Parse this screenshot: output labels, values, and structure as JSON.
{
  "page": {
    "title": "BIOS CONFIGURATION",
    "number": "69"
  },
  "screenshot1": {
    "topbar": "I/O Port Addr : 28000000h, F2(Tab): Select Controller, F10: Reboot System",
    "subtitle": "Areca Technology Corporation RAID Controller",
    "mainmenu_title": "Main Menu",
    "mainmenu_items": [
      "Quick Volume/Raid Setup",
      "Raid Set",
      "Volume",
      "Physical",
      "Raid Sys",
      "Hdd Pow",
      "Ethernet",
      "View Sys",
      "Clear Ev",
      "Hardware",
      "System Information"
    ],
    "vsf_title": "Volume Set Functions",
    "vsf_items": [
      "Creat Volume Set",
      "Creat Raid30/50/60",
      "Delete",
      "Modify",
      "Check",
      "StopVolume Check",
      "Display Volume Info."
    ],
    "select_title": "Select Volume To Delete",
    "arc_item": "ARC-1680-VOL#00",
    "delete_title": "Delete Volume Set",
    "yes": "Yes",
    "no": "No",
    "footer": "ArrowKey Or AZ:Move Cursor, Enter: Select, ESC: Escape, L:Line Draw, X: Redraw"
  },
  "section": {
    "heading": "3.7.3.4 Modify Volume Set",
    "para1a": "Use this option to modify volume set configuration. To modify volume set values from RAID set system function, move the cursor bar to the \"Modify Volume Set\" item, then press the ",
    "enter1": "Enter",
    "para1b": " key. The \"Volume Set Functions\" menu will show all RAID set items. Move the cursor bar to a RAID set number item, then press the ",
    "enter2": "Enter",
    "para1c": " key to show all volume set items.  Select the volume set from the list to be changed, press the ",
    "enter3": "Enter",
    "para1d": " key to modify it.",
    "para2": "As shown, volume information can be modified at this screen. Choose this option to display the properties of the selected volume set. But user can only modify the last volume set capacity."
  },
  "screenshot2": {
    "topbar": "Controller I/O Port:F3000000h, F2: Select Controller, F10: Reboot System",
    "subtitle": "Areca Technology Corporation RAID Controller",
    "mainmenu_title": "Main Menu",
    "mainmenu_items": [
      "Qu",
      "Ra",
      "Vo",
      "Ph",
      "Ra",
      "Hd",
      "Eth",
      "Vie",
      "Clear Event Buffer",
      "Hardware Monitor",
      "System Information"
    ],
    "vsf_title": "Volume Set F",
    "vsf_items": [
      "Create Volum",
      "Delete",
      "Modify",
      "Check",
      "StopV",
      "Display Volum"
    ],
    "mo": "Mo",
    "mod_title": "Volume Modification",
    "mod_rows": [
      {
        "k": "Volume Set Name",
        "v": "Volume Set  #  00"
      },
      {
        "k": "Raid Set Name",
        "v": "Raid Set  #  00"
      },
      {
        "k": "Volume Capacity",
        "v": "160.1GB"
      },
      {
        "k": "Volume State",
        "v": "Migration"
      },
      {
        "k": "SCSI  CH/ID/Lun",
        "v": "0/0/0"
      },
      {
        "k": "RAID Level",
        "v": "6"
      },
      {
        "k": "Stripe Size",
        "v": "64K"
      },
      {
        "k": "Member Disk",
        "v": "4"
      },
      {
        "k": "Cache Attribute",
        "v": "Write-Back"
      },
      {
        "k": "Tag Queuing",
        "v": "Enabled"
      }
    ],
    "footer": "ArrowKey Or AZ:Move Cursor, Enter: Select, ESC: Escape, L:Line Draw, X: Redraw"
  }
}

+===+

• _Exercise requirements_
Write each line above out exactly.

• _The answer_
Parse this screenshot: output labels, values, and structure as JSON.
{
  "page": {
    "title": "BIOS CONFIGURATION",
    "number": "69"
  },
  "screenshot1": {
    "topbar": "I/O Port Addr : 28000000h, F2(Tab): Select Controller, F10: Reboot System",
    "subtitle": "Areca Technology Corporation RAID Controller",
    "mainmenu_title": "Main Menu",
    "mainmenu_items": [
      "Quick Volume/Raid Setup",
      "Raid Set",
      "Volume",
      "Physical",
      "Raid Sys",
      "Hdd Pow",
      "Ethernet",
      "View Sys",
      "Clear Ev",
      "Hardware",
      "System Information"
    ],
    "vsf_title": "Volume Set Functions",
    "vsf_items": [
      "Creat Volume Set",
      "Creat Raid30/50/60",
      "Delete",
      "Modify",
      "Check",
      "StopVolume Check",
      "Display Volume Info."
    ],
    "select_title": "Select Volume To Delete",
    "arc_item": "ARC-1680-VOL#00",
    "delete_title": "Delete Volume Set",
    "yes": "Yes",
    "no": "No",
    "footer": "ArrowKey Or AZ:Move Cursor, Enter: Select, ESC: Escape, L:Line Draw, X: Redraw"
  },
  "section": {
    "heading": "3.7.3.4 Modify Volume Set",
    "para1a": "Use this option to modify volume set configuration. To modify volume set values from RAID set system function, move the cursor bar to the \"Modify Volume Set\" item, then press the ",
    "enter1": "Enter",
    "para1b": " key. The \"Volume Set Functions\" menu will show all RAID set items. Move the cursor bar to a RAID set number item, then press the ",
    "enter2": "Enter",
    "para1c": " key to show all volume set items.  Select the volume set from the list to be changed, press the ",
    "enter3": "Enter",
    "para1d": " key to modify it.",
    "para2": "As shown, volume information can be modified at this screen. Choose this option to display the properties of the selected volume set. But user can only modify the last volume set capacity."
  },
  "screenshot2": {
    "topbar": "Controller I/O Port:F3000000h, F2: Select Controller, F10: Reboot System",
    "subtitle": "Areca Technology Corporation RAID Controller",
    "mainmenu_title": "Main Menu",
    "mainmenu_items": [
      "Qu",
      "Ra",
      "Vo",
      "Ph",
      "Ra",
      "Hd",
      "Eth",
      "Vie",
      "Clear Event Buffer",
      "Hardware Monitor",
      "System Information"
    ],
    "vsf_title": "Volume Set F",
    "vsf_items": [
      "Create Volum",
      "Delete",
      "Modify",
      "Check",
      "StopV",
      "Display Volum"
    ],
    "mo": "Mo",
    "mod_title": "Volume Modification",
    "mod_rows": [
      {
        "k": "Volume Set Name",
        "v": "Volume Set  #  00"
      },
      {
        "k": "Raid Set Name",
        "v": "Raid Set  #  00"
      },
      {
        "k": "Volume Capacity",
        "v": "160.1GB"
      },
      {
        "k": "Volume State",
        "v": "Migration"
      },
      {
        "k": "SCSI  CH/ID/Lun",
        "v": "0/0/0"
      },
      {
        "k": "RAID Level",
        "v": "6"
      },
      {
        "k": "Stripe Size",
        "v": "64K"
      },
      {
        "k": "Member Disk",
        "v": "4"
      },
      {
        "k": "Cache Attribute",
        "v": "Write-Back"
      },
      {
        "k": "Tag Queuing",
        "v": "Enabled"
      }
    ],
    "footer": "ArrowKey Or AZ:Move Cursor, Enter: Select, ESC: Escape, L:Line Draw, X: Redraw"
  }
}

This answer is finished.